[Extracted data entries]

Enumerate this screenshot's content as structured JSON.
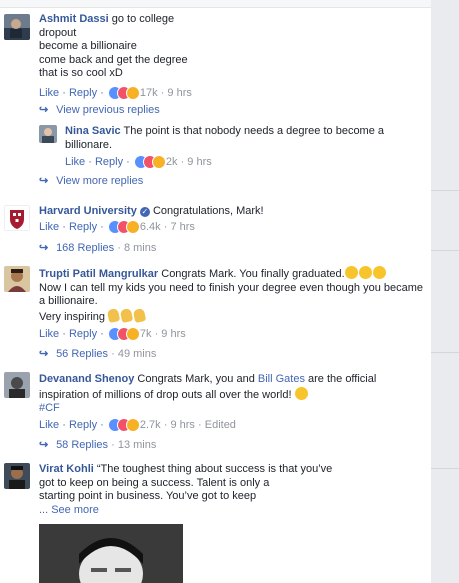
{
  "reaction_labels": {
    "like": "like-reaction-icon",
    "love": "love-reaction-icon",
    "haha": "haha-reaction-icon"
  },
  "comments": [
    {
      "author": "Ashmit Dassi",
      "lines": [
        "go to college",
        "dropout",
        "become a billionaire",
        "come back and get the degree",
        "that is so cool xD"
      ],
      "like": "Like",
      "reply": "Reply",
      "reactions": "17k",
      "time": "9 hrs",
      "view_previous": "View previous replies"
    },
    {
      "author": "Nina Savic",
      "lines": [
        "The point is that nobody needs a degree to become a",
        "billionare."
      ],
      "like": "Like",
      "reply": "Reply",
      "reactions": "2k",
      "time": "9 hrs",
      "view_more": "View more replies"
    },
    {
      "author": "Harvard University",
      "text": "Congratulations, Mark!",
      "like": "Like",
      "reply": "Reply",
      "reactions": "6.4k",
      "time": "7 hrs",
      "replies": "168 Replies",
      "replies_time": "8 mins"
    },
    {
      "author": "Trupti Patil Mangrulkar",
      "lines": [
        "Congrats Mark. You finally graduated.",
        "Now I can tell my kids you need to finish your degree even though you became",
        "a billionaire.",
        "Very inspiring"
      ],
      "like": "Like",
      "reply": "Reply",
      "reactions": "7k",
      "time": "9 hrs",
      "replies": "56 Replies",
      "replies_time": "49 mins"
    },
    {
      "author": "Devanand Shenoy",
      "text_a": "Congrats Mark, you and",
      "mention": "Bill Gates",
      "text_b": "are the official",
      "line2": "inspiration of millions of drop outs all over the world!",
      "hashtag": "#CF",
      "like": "Like",
      "reply": "Reply",
      "reactions": "2.7k",
      "time": "9 hrs",
      "edited": "Edited",
      "replies": "58 Replies",
      "replies_time": "13 mins"
    },
    {
      "author": "Virat Kohli",
      "lines": [
        "“The toughest thing about success is that you’ve",
        "got to keep on being a success. Talent is only a",
        "starting point in business. You’ve got to keep"
      ],
      "see_more": "... See more"
    }
  ]
}
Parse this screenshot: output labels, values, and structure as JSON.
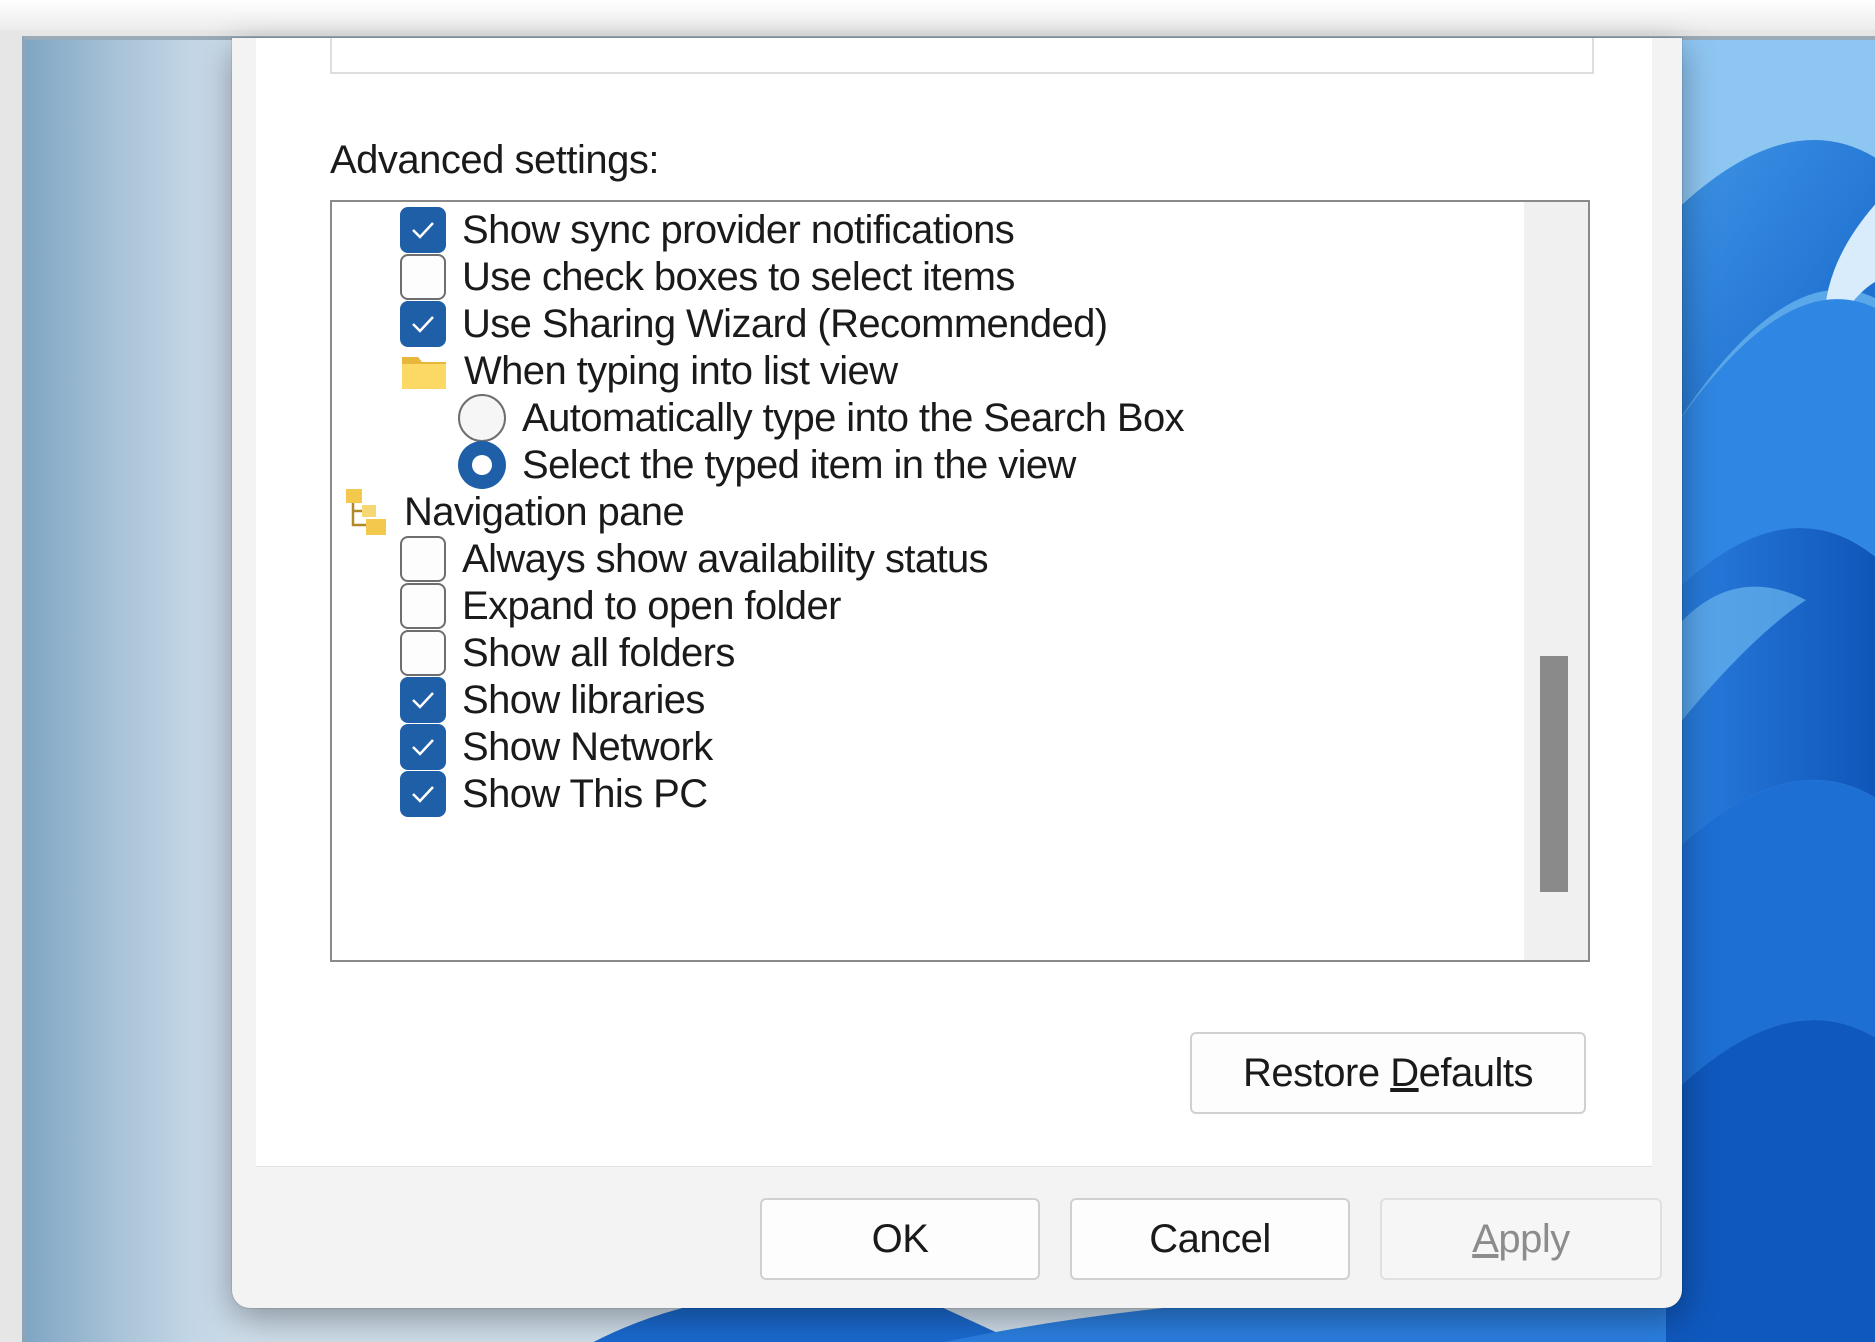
{
  "advanced_settings_label": "Advanced settings:",
  "settings": [
    {
      "kind": "checkbox",
      "label": "Show sync provider notifications",
      "checked": true
    },
    {
      "kind": "checkbox",
      "label": "Use check boxes to select items",
      "checked": false
    },
    {
      "kind": "checkbox",
      "label": "Use Sharing Wizard (Recommended)",
      "checked": true
    },
    {
      "kind": "folder",
      "label": "When typing into list view",
      "icon": "folder-icon"
    },
    {
      "kind": "radio",
      "label": "Automatically type into the Search Box",
      "checked": false
    },
    {
      "kind": "radio",
      "label": "Select the typed item in the view",
      "checked": true
    },
    {
      "kind": "group",
      "label": "Navigation pane",
      "icon": "navigation-pane-icon"
    },
    {
      "kind": "checkbox",
      "label": "Always show availability status",
      "checked": false
    },
    {
      "kind": "checkbox",
      "label": "Expand to open folder",
      "checked": false
    },
    {
      "kind": "checkbox",
      "label": "Show all folders",
      "checked": false
    },
    {
      "kind": "checkbox",
      "label": "Show libraries",
      "checked": true
    },
    {
      "kind": "checkbox",
      "label": "Show Network",
      "checked": true
    },
    {
      "kind": "checkbox",
      "label": "Show This PC",
      "checked": true
    }
  ],
  "buttons": {
    "restore_defaults_pre": "Restore ",
    "restore_defaults_key": "D",
    "restore_defaults_post": "efaults",
    "ok": "OK",
    "cancel": "Cancel",
    "apply_key": "A",
    "apply_post": "pply"
  },
  "colors": {
    "accent": "#1e5fa8",
    "dialog_background": "#f3f3f3",
    "panel_background": "#ffffff",
    "disabled_text": "#8c8c8c"
  }
}
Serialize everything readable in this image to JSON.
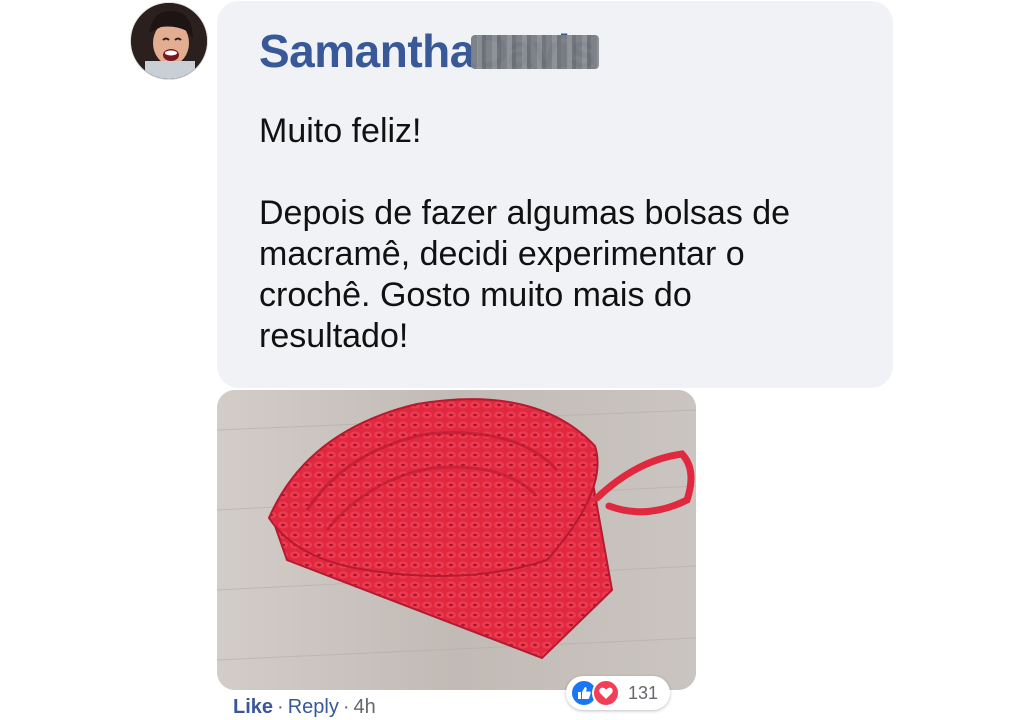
{
  "comment": {
    "author_first": "Samantha",
    "author_last": "Davis",
    "lines_p1": [
      "Muito feliz!"
    ],
    "lines_p2": [
      "Depois de fazer algumas bolsas de",
      "macramê, decidi experimentar o",
      "crochê. Gosto muito mais do",
      "resultado!"
    ]
  },
  "actions": {
    "like_label": "Like",
    "separator": "·",
    "reply_label": "Reply",
    "time": "4h"
  },
  "reactions": {
    "icons": [
      "like-icon",
      "love-icon"
    ],
    "count": "131"
  },
  "colors": {
    "name": "#385898",
    "bubble": "#f0f2f5",
    "like": "#1877f2",
    "love": "#f33e58",
    "crochet": "#e0283f"
  }
}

**AIM OF THE EXERCISE**
Identify every line holding the word "that" and copy it out.

**PROBLEM SOLUTION**
        "that is so cool xD"
        "The point is that nobody needs a degree to become a",
        "“The toughest thing about success is that you’ve",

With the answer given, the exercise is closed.